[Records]

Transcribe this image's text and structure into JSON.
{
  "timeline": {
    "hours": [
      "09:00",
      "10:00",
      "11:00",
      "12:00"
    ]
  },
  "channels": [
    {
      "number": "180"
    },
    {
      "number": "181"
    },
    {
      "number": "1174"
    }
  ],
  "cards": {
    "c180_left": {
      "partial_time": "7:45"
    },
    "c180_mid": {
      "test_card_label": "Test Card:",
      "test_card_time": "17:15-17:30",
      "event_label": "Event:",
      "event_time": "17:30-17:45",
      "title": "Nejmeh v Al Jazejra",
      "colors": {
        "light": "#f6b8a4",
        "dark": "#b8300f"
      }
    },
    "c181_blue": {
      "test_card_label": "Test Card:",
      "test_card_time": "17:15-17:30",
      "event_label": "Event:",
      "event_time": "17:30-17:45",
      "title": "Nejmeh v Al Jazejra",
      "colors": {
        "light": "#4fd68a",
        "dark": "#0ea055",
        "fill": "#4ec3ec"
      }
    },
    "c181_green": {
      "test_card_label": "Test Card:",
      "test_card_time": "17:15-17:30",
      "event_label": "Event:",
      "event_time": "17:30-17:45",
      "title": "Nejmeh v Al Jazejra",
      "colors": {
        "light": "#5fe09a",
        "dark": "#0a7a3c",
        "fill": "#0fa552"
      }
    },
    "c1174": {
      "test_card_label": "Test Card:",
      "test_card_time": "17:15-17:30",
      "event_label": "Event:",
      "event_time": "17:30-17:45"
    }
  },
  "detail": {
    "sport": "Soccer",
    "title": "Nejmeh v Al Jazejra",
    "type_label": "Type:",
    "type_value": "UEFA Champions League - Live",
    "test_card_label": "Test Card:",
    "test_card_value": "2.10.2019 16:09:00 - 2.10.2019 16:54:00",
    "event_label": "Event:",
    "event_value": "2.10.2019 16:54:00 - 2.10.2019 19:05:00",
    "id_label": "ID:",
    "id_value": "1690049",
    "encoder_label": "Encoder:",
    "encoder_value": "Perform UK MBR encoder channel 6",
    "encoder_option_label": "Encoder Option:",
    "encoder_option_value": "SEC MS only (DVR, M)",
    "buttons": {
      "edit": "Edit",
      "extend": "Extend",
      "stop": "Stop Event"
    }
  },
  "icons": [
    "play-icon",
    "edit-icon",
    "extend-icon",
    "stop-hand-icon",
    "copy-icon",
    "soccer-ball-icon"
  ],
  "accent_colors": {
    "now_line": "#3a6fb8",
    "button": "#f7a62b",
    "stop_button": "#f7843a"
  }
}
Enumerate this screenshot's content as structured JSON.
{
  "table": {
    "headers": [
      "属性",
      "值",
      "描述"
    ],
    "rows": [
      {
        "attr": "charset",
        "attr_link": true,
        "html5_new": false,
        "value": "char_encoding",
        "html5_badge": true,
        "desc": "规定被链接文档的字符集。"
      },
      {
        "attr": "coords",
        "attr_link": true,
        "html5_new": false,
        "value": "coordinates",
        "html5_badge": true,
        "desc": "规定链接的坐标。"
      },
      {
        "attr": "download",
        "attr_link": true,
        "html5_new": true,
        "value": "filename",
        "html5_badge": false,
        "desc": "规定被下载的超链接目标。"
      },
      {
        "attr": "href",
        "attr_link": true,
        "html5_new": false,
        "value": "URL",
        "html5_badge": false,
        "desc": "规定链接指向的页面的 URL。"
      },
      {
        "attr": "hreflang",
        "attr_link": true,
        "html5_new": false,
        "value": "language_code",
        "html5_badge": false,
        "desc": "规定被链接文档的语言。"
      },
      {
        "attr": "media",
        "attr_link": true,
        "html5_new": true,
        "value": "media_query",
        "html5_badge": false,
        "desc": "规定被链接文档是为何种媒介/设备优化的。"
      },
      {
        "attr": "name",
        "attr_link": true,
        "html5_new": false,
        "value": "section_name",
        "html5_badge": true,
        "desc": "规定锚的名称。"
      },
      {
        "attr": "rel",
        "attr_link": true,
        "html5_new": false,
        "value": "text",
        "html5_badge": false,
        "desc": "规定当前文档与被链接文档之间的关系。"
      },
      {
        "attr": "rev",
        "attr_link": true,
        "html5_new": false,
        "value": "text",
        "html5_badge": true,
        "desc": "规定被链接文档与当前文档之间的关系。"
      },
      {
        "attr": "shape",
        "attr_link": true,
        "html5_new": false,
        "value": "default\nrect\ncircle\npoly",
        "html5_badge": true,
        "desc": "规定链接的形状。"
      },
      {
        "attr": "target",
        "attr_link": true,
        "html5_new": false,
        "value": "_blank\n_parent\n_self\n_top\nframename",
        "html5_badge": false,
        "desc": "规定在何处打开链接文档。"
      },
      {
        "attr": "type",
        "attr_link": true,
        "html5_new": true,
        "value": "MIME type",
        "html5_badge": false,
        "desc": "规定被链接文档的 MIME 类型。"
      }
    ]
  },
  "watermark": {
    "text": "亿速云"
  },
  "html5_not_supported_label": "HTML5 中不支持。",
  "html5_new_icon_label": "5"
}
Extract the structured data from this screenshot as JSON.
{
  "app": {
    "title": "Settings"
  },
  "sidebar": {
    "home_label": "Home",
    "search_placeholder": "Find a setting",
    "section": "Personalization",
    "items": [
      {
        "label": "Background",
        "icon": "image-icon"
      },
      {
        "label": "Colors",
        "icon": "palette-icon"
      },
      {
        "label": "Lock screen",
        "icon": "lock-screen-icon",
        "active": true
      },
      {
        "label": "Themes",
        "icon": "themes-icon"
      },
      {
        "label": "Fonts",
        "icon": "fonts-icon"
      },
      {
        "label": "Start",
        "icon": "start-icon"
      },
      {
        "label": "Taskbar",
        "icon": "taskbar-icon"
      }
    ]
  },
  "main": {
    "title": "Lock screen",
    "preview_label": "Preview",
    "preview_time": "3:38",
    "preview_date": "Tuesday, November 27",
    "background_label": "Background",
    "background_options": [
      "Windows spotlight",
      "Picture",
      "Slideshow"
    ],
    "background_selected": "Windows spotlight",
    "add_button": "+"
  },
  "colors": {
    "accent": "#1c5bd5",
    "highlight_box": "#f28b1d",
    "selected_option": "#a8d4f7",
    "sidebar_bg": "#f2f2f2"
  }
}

### What is needed
What is needed here is an exact reproduction of all the entries.

### Problem solution
Transcribe this image's text and structure into JSON.
{
  "timeline": {
    "hours": [
      "09:00",
      "10:00",
      "11:00",
      "12:00"
    ]
  },
  "channels": [
    {
      "number": "180"
    },
    {
      "number": "181"
    },
    {
      "number": "1174"
    }
  ],
  "cards": {
    "c180_left": {
      "partial_time": "7:45"
    },
    "c180_mid": {
      "test_card_label": "Test Card:",
      "test_card_time": "17:15-17:30",
      "event_label": "Event:",
      "event_time": "17:30-17:45",
      "title": "Nejmeh v Al Jazejra",
      "colors": {
        "light": "#f6b8a4",
        "dark": "#b8300f"
      }
    },
    "c181_blue": {
      "test_card_label": "Test Card:",
      "test_card_time": "17:15-17:30",
      "event_label": "Event:",
      "event_time": "17:30-17:45",
      "title": "Nejmeh v Al Jazejra",
      "colors": {
        "light": "#4fd68a",
        "dark": "#0ea055",
        "fill": "#4ec3ec"
      }
    },
    "c181_green": {
      "test_card_label": "Test Card:",
      "test_card_time": "17:15-17:30",
      "event_label": "Event:",
      "event_time": "17:30-17:45",
      "title": "Nejmeh v Al Jazejra",
      "colors": {
        "light": "#5fe09a",
        "dark": "#0a7a3c",
        "fill": "#0fa552"
      }
    },
    "c1174": {
      "test_card_label": "Test Card:",
      "test_card_time": "17:15-17:30",
      "event_label": "Event:",
      "event_time": "17:30-17:45"
    }
  },
  "detail": {
    "sport": "Soccer",
    "title": "Nejmeh v Al Jazejra",
    "type_label": "Type:",
    "type_value": "UEFA Champions League - Live",
    "test_card_label": "Test Card:",
    "test_card_value": "2.10.2019 16:09:00 - 2.10.2019 16:54:00",
    "event_label": "Event:",
    "event_value": "2.10.2019 16:54:00 - 2.10.2019 19:05:00",
    "id_label": "ID:",
    "id_value": "1690049",
    "encoder_label": "Encoder:",
    "encoder_value": "Perform UK MBR encoder channel 6",
    "encoder_option_label": "Encoder Option:",
    "encoder_option_value": "SEC MS only (DVR, M)",
    "buttons": {
      "edit": "Edit",
      "extend": "Extend",
      "stop": "Stop Event"
    }
  },
  "icons": [
    "play-icon",
    "edit-icon",
    "extend-icon",
    "stop-hand-icon",
    "copy-icon",
    "soccer-ball-icon"
  ],
  "accent_colors": {
    "now_line": "#3a6fb8",
    "button": "#f7a62b",
    "stop_button": "#f7843a"
  }
}
Enumerate this screenshot's content as structured JSON.
{
  "table": {
    "headers": [
      "属性",
      "值",
      "描述"
    ],
    "rows": [
      {
        "attr": "charset",
        "attr_link": true,
        "html5_new": false,
        "value": "char_encoding",
        "html5_badge": true,
        "desc": "规定被链接文档的字符集。"
      },
      {
        "attr": "coords",
        "attr_link": true,
        "html5_new": false,
        "value": "coordinates",
        "html5_badge": true,
        "desc": "规定链接的坐标。"
      },
      {
        "attr": "download",
        "attr_link": true,
        "html5_new": true,
        "value": "filename",
        "html5_badge": false,
        "desc": "规定被下载的超链接目标。"
      },
      {
        "attr": "href",
        "attr_link": true,
        "html5_new": false,
        "value": "URL",
        "html5_badge": false,
        "desc": "规定链接指向的页面的 URL。"
      },
      {
        "attr": "hreflang",
        "attr_link": true,
        "html5_new": false,
        "value": "language_code",
        "html5_badge": false,
        "desc": "规定被链接文档的语言。"
      },
      {
        "attr": "media",
        "attr_link": true,
        "html5_new": true,
        "value": "media_query",
        "html5_badge": false,
        "desc": "规定被链接文档是为何种媒介/设备优化的。"
      },
      {
        "attr": "name",
        "attr_link": true,
        "html5_new": false,
        "value": "section_name",
        "html5_badge": true,
        "desc": "规定锚的名称。"
      },
      {
        "attr": "rel",
        "attr_link": true,
        "html5_new": false,
        "value": "text",
        "html5_badge": false,
        "desc": "规定当前文档与被链接文档之间的关系。"
      },
      {
        "attr": "rev",
        "attr_link": true,
        "html5_new": false,
        "value": "text",
        "html5_badge": true,
        "desc": "规定被链接文档与当前文档之间的关系。"
      },
      {
        "attr": "shape",
        "attr_link": true,
        "html5_new": false,
        "value": "default\nrect\ncircle\npoly",
        "html5_badge": true,
        "desc": "规定链接的形状。"
      },
      {
        "attr": "target",
        "attr_link": true,
        "html5_new": false,
        "value": "_blank\n_parent\n_self\n_top\nframename",
        "html5_badge": false,
        "desc": "规定在何处打开链接文档。"
      },
      {
        "attr": "type",
        "attr_link": true,
        "html5_new": true,
        "value": "MIME type",
        "html5_badge": false,
        "desc": "规定被链接文档的 MIME 类型。"
      }
    ]
  },
  "watermark": {
    "text": "亿速云"
  },
  "html5_not_supported_label": "HTML5 中不支持。",
  "html5_new_icon_label": "5"
}
Extract the structured data from this screenshot as JSON.
{
  "app": {
    "title": "Settings"
  },
  "sidebar": {
    "home_label": "Home",
    "search_placeholder": "Find a setting",
    "section": "Personalization",
    "items": [
      {
        "label": "Background",
        "icon": "image-icon"
      },
      {
        "label": "Colors",
        "icon": "palette-icon"
      },
      {
        "label": "Lock screen",
        "icon": "lock-screen-icon",
        "active": true
      },
      {
        "label": "Themes",
        "icon": "themes-icon"
      },
      {
        "label": "Fonts",
        "icon": "fonts-icon"
      },
      {
        "label": "Start",
        "icon": "start-icon"
      },
      {
        "label": "Taskbar",
        "icon": "taskbar-icon"
      }
    ]
  },
  "main": {
    "title": "Lock screen",
    "preview_label": "Preview",
    "preview_time": "3:38",
    "preview_date": "Tuesday, November 27",
    "background_label": "Background",
    "background_options": [
      "Windows spotlight",
      "Picture",
      "Slideshow"
    ],
    "background_selected": "Windows spotlight",
    "add_button": "+"
  },
  "colors": {
    "accent": "#1c5bd5",
    "highlight_box": "#f28b1d",
    "selected_option": "#a8d4f7",
    "sidebar_bg": "#f2f2f2"
  }
}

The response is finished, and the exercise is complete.